THE DATA:

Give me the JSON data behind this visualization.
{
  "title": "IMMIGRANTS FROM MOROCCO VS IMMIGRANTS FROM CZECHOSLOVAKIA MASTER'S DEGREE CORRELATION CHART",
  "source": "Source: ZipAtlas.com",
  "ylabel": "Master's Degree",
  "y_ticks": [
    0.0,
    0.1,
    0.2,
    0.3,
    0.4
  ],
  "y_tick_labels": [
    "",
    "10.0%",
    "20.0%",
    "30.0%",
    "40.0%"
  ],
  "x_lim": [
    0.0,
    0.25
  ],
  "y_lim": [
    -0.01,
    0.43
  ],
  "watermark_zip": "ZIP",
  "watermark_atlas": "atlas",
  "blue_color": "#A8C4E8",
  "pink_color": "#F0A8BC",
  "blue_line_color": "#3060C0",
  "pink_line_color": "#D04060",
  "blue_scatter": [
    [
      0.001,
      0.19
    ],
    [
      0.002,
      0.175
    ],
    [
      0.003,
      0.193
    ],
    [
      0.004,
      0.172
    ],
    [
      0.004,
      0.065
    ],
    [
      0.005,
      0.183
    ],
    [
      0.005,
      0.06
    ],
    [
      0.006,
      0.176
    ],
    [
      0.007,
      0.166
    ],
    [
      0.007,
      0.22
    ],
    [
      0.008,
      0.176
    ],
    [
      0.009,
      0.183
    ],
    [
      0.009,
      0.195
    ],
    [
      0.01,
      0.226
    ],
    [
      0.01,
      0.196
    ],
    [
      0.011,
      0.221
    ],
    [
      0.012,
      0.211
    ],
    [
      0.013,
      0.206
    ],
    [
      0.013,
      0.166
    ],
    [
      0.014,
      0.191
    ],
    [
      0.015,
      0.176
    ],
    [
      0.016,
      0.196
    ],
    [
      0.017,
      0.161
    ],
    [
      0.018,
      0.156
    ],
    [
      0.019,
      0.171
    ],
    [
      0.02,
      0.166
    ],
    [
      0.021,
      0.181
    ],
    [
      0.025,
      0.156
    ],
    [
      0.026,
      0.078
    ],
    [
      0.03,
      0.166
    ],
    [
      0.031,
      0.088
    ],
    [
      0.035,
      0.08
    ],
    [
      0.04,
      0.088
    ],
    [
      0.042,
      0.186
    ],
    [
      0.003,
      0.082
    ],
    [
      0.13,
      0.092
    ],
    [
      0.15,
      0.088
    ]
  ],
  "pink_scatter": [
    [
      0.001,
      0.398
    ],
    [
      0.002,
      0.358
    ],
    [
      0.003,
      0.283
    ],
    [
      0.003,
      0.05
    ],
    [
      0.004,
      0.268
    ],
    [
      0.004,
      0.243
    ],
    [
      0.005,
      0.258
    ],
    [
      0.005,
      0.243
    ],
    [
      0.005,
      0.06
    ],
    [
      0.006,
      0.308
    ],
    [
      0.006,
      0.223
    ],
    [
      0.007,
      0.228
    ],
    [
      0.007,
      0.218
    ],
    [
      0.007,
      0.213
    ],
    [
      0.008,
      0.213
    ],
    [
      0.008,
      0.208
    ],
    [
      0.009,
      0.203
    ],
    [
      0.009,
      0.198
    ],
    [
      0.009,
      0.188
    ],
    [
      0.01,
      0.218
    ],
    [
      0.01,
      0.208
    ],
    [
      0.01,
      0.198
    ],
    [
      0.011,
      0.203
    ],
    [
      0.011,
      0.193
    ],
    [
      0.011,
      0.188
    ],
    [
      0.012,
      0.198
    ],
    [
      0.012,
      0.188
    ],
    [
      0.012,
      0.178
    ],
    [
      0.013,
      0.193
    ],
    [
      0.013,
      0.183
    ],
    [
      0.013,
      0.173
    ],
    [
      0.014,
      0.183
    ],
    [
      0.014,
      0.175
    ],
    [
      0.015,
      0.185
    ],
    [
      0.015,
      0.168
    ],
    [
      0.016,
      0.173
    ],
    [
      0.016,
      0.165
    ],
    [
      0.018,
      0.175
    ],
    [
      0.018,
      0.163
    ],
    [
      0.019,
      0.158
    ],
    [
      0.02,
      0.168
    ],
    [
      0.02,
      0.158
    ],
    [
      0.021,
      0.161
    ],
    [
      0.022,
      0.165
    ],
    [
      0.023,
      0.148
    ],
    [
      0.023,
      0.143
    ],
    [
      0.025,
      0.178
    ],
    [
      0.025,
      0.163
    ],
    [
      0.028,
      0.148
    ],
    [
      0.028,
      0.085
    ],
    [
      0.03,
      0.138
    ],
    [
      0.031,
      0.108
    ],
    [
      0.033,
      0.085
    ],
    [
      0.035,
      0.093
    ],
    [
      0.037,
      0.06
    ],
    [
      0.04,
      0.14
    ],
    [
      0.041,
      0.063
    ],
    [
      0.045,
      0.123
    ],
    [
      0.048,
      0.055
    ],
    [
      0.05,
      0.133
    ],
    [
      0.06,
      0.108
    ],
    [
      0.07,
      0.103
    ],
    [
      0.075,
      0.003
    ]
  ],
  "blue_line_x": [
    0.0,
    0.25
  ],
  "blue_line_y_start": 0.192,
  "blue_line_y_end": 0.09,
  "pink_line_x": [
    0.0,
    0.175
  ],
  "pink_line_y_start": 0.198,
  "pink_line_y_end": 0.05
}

EXERCISE AIM: Copy all of the material word for word.

TASK RESULT:
Give me the JSON data behind this visualization.
{
  "title": "IMMIGRANTS FROM MOROCCO VS IMMIGRANTS FROM CZECHOSLOVAKIA MASTER'S DEGREE CORRELATION CHART",
  "source": "Source: ZipAtlas.com",
  "ylabel": "Master's Degree",
  "y_ticks": [
    0.0,
    0.1,
    0.2,
    0.3,
    0.4
  ],
  "y_tick_labels": [
    "",
    "10.0%",
    "20.0%",
    "30.0%",
    "40.0%"
  ],
  "x_lim": [
    0.0,
    0.25
  ],
  "y_lim": [
    -0.01,
    0.43
  ],
  "watermark_zip": "ZIP",
  "watermark_atlas": "atlas",
  "blue_color": "#A8C4E8",
  "pink_color": "#F0A8BC",
  "blue_line_color": "#3060C0",
  "pink_line_color": "#D04060",
  "blue_scatter": [
    [
      0.001,
      0.19
    ],
    [
      0.002,
      0.175
    ],
    [
      0.003,
      0.193
    ],
    [
      0.004,
      0.172
    ],
    [
      0.004,
      0.065
    ],
    [
      0.005,
      0.183
    ],
    [
      0.005,
      0.06
    ],
    [
      0.006,
      0.176
    ],
    [
      0.007,
      0.166
    ],
    [
      0.007,
      0.22
    ],
    [
      0.008,
      0.176
    ],
    [
      0.009,
      0.183
    ],
    [
      0.009,
      0.195
    ],
    [
      0.01,
      0.226
    ],
    [
      0.01,
      0.196
    ],
    [
      0.011,
      0.221
    ],
    [
      0.012,
      0.211
    ],
    [
      0.013,
      0.206
    ],
    [
      0.013,
      0.166
    ],
    [
      0.014,
      0.191
    ],
    [
      0.015,
      0.176
    ],
    [
      0.016,
      0.196
    ],
    [
      0.017,
      0.161
    ],
    [
      0.018,
      0.156
    ],
    [
      0.019,
      0.171
    ],
    [
      0.02,
      0.166
    ],
    [
      0.021,
      0.181
    ],
    [
      0.025,
      0.156
    ],
    [
      0.026,
      0.078
    ],
    [
      0.03,
      0.166
    ],
    [
      0.031,
      0.088
    ],
    [
      0.035,
      0.08
    ],
    [
      0.04,
      0.088
    ],
    [
      0.042,
      0.186
    ],
    [
      0.003,
      0.082
    ],
    [
      0.13,
      0.092
    ],
    [
      0.15,
      0.088
    ]
  ],
  "pink_scatter": [
    [
      0.001,
      0.398
    ],
    [
      0.002,
      0.358
    ],
    [
      0.003,
      0.283
    ],
    [
      0.003,
      0.05
    ],
    [
      0.004,
      0.268
    ],
    [
      0.004,
      0.243
    ],
    [
      0.005,
      0.258
    ],
    [
      0.005,
      0.243
    ],
    [
      0.005,
      0.06
    ],
    [
      0.006,
      0.308
    ],
    [
      0.006,
      0.223
    ],
    [
      0.007,
      0.228
    ],
    [
      0.007,
      0.218
    ],
    [
      0.007,
      0.213
    ],
    [
      0.008,
      0.213
    ],
    [
      0.008,
      0.208
    ],
    [
      0.009,
      0.203
    ],
    [
      0.009,
      0.198
    ],
    [
      0.009,
      0.188
    ],
    [
      0.01,
      0.218
    ],
    [
      0.01,
      0.208
    ],
    [
      0.01,
      0.198
    ],
    [
      0.011,
      0.203
    ],
    [
      0.011,
      0.193
    ],
    [
      0.011,
      0.188
    ],
    [
      0.012,
      0.198
    ],
    [
      0.012,
      0.188
    ],
    [
      0.012,
      0.178
    ],
    [
      0.013,
      0.193
    ],
    [
      0.013,
      0.183
    ],
    [
      0.013,
      0.173
    ],
    [
      0.014,
      0.183
    ],
    [
      0.014,
      0.175
    ],
    [
      0.015,
      0.185
    ],
    [
      0.015,
      0.168
    ],
    [
      0.016,
      0.173
    ],
    [
      0.016,
      0.165
    ],
    [
      0.018,
      0.175
    ],
    [
      0.018,
      0.163
    ],
    [
      0.019,
      0.158
    ],
    [
      0.02,
      0.168
    ],
    [
      0.02,
      0.158
    ],
    [
      0.021,
      0.161
    ],
    [
      0.022,
      0.165
    ],
    [
      0.023,
      0.148
    ],
    [
      0.023,
      0.143
    ],
    [
      0.025,
      0.178
    ],
    [
      0.025,
      0.163
    ],
    [
      0.028,
      0.148
    ],
    [
      0.028,
      0.085
    ],
    [
      0.03,
      0.138
    ],
    [
      0.031,
      0.108
    ],
    [
      0.033,
      0.085
    ],
    [
      0.035,
      0.093
    ],
    [
      0.037,
      0.06
    ],
    [
      0.04,
      0.14
    ],
    [
      0.041,
      0.063
    ],
    [
      0.045,
      0.123
    ],
    [
      0.048,
      0.055
    ],
    [
      0.05,
      0.133
    ],
    [
      0.06,
      0.108
    ],
    [
      0.07,
      0.103
    ],
    [
      0.075,
      0.003
    ]
  ],
  "blue_line_x": [
    0.0,
    0.25
  ],
  "blue_line_y_start": 0.192,
  "blue_line_y_end": 0.09,
  "pink_line_x": [
    0.0,
    0.175
  ],
  "pink_line_y_start": 0.198,
  "pink_line_y_end": 0.05
}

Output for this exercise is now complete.